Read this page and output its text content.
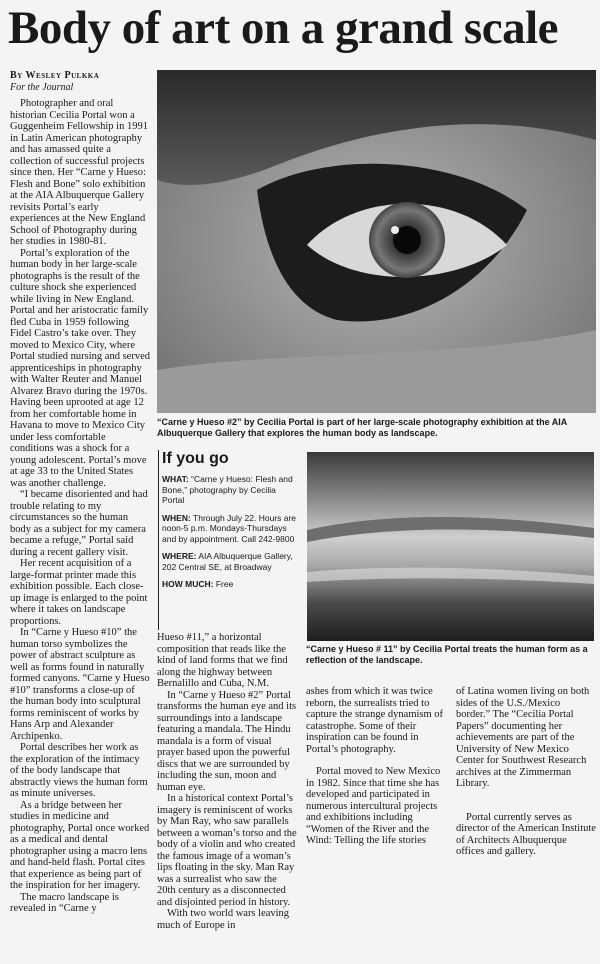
Body of art on a grand scale
By Wesley Pulkka
For the Journal

Photographer and oral historian Cecilia Portal won a Guggenheim Fellowship in 1991 in Latin American photography and has amassed quite a collection of successful projects since then. Her “Carne y Hueso: Flesh and Bone” solo exhibition at the AIA Albuquerque Gallery revisits Portal’s early experiences at the New England School of Photography during her studies in 1980-81.

Portal’s exploration of the human body in her large-scale photographs is the result of the culture shock she experienced while living in New England. Portal and her aristocratic family fled Cuba in 1959 following Fidel Castro’s take over. They moved to Mexico City, where Portal studied nursing and served apprenticeships in photography with Walter Reuter and Manuel Alvarez Bravo during the 1970s. Having been uprooted at age 12 from her comfortable home in Havana to move to Mexico City under less comfortable conditions was a shock for a young adolescent. Portal’s move at age 33 to the United States was another challenge.

“I became disoriented and had trouble relating to my circumstances so the human body as a subject for my camera became a refuge,” Portal said during a recent gallery visit.

Her recent acquisition of a large-format printer made this exhibition possible. Each close-up image is enlarged to the point where it takes on landscape proportions.

In “Carne y Hueso #10” the human torso symbolizes the power of abstract sculpture as well as forms found in naturally formed canyons. “Carne y Hueso #10” transforms a close-up of the human body into sculptural forms reminiscent of works by Hans Arp and Alexander Archipenko.

Portal describes her work as the exploration of the intimacy of the body landscape that abstractly views the human form as minute universes.

As a bridge between her studies in medicine and photography, Portal once worked as a medical and dental photographer using a macro lens and hand-held flash. Portal cites that experience as being part of the inspiration for her imagery.

The macro landscape is revealed in “Carne y

“Carne y Hueso #2” by Cecilia Portal is part of her large-scale photography exhibition at the AIA Albuquerque Gallery that explores the human body as landscape.
If you go
WHAT: “Carne y Hueso: Flesh and Bone,” photography by Cecilia Portal
WHEN: Through July 22. Hours are noon-5 p.m. Mondays-Thursdays and by appointment. Call 242-9800
WHERE: AIA Albuquerque Gallery, 202 Central SE, at Broadway
HOW MUCH: Free
“Carne y Hueso # 11” by Cecilia Portal treats the human form as a reflection of the landscape.

Hueso #11,” a horizontal composition that reads like the kind of land forms that we find along the highway between Bernalillo and Cuba, N.M.

In “Carne y Hueso #2” Portal transforms the human eye and its surroundings into a landscape featuring a mandala. The Hindu mandala is a form of visual prayer based upon the powerful discs that we are surrounded by including the sun, moon and human eye.

In a historical context Portal’s imagery is reminiscent of works by Man Ray, who saw parallels between a woman’s torso and the body of a violin and who created the famous image of a woman’s lips floating in the sky. Man Ray was a surrealist who saw the 20th century as a disconnected and disjointed period in history.

With two world wars leaving much of Europe in

ashes from which it was twice reborn, the surrealists tried to capture the strange dynamism of catastrophe. Some of their inspiration can be found in Portal’s photography.

Portal moved to New Mexico in 1982. Since that time she has developed and participated in numerous intercultural projects and exhibitions including “Women of the River and the Wind: Telling the life stories

of Latina women living on both sides of the U.S./Mexico border.” The “Cecilia Portal Papers” documenting her achievements are part of the University of New Mexico Center for Southwest Research archives at the Zimmerman Library.

Portal currently serves as director of the American Institute of Architects Albuquerque offices and gallery.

** Goal **
All of the lines above should be printed exactly, minus the pictures.

** Output of the task **
Read this page and output its text content.
Body of art on a grand scale
By Wesley Pulkka
For the Journal

Photographer and oral historian Cecilia Portal won a Guggenheim Fellowship in 1991 in Latin American photography and has amassed quite a collection of successful projects since then. Her “Carne y Hueso: Flesh and Bone” solo exhibition at the AIA Albuquerque Gallery revisits Portal’s early experiences at the New England School of Photography during her studies in 1980-81.

Portal’s exploration of the human body in her large-scale photographs is the result of the culture shock she experienced while living in New England. Portal and her aristocratic family fled Cuba in 1959 following Fidel Castro’s take over. They moved to Mexico City, where Portal studied nursing and served apprenticeships in photography with Walter Reuter and Manuel Alvarez Bravo during the 1970s. Having been uprooted at age 12 from her comfortable home in Havana to move to Mexico City under less comfortable conditions was a shock for a young adolescent. Portal’s move at age 33 to the United States was another challenge.

“I became disoriented and had trouble relating to my circumstances so the human body as a subject for my camera became a refuge,” Portal said during a recent gallery visit.

Her recent acquisition of a large-format printer made this exhibition possible. Each close-up image is enlarged to the point where it takes on landscape proportions.

In “Carne y Hueso #10” the human torso symbolizes the power of abstract sculpture as well as forms found in naturally formed canyons. “Carne y Hueso #10” transforms a close-up of the human body into sculptural forms reminiscent of works by Hans Arp and Alexander Archipenko.

Portal describes her work as the exploration of the intimacy of the body landscape that abstractly views the human form as minute universes.

As a bridge between her studies in medicine and photography, Portal once worked as a medical and dental photographer using a macro lens and hand-held flash. Portal cites that experience as being part of the inspiration for her imagery.

The macro landscape is revealed in “Carne y

“Carne y Hueso #2” by Cecilia Portal is part of her large-scale photography exhibition at the AIA Albuquerque Gallery that explores the human body as landscape.
If you go
WHAT: “Carne y Hueso: Flesh and Bone,” photography by Cecilia Portal
WHEN: Through July 22. Hours are noon-5 p.m. Mondays-Thursdays and by appointment. Call 242-9800
WHERE: AIA Albuquerque Gallery, 202 Central SE, at Broadway
HOW MUCH: Free
“Carne y Hueso # 11” by Cecilia Portal treats the human form as a reflection of the landscape.

Hueso #11,” a horizontal composition that reads like the kind of land forms that we find along the highway between Bernalillo and Cuba, N.M.

In “Carne y Hueso #2” Portal transforms the human eye and its surroundings into a landscape featuring a mandala. The Hindu mandala is a form of visual prayer based upon the powerful discs that we are surrounded by including the sun, moon and human eye.

In a historical context Portal’s imagery is reminiscent of works by Man Ray, who saw parallels between a woman’s torso and the body of a violin and who created the famous image of a woman’s lips floating in the sky. Man Ray was a surrealist who saw the 20th century as a disconnected and disjointed period in history.

With two world wars leaving much of Europe in

ashes from which it was twice reborn, the surrealists tried to capture the strange dynamism of catastrophe. Some of their inspiration can be found in Portal’s photography.

Portal moved to New Mexico in 1982. Since that time she has developed and participated in numerous intercultural projects and exhibitions including “Women of the River and the Wind: Telling the life stories

of Latina women living on both sides of the U.S./Mexico border.” The “Cecilia Portal Papers” documenting her achievements are part of the University of New Mexico Center for Southwest Research archives at the Zimmerman Library.

Portal currently serves as director of the American Institute of Architects Albuquerque offices and gallery.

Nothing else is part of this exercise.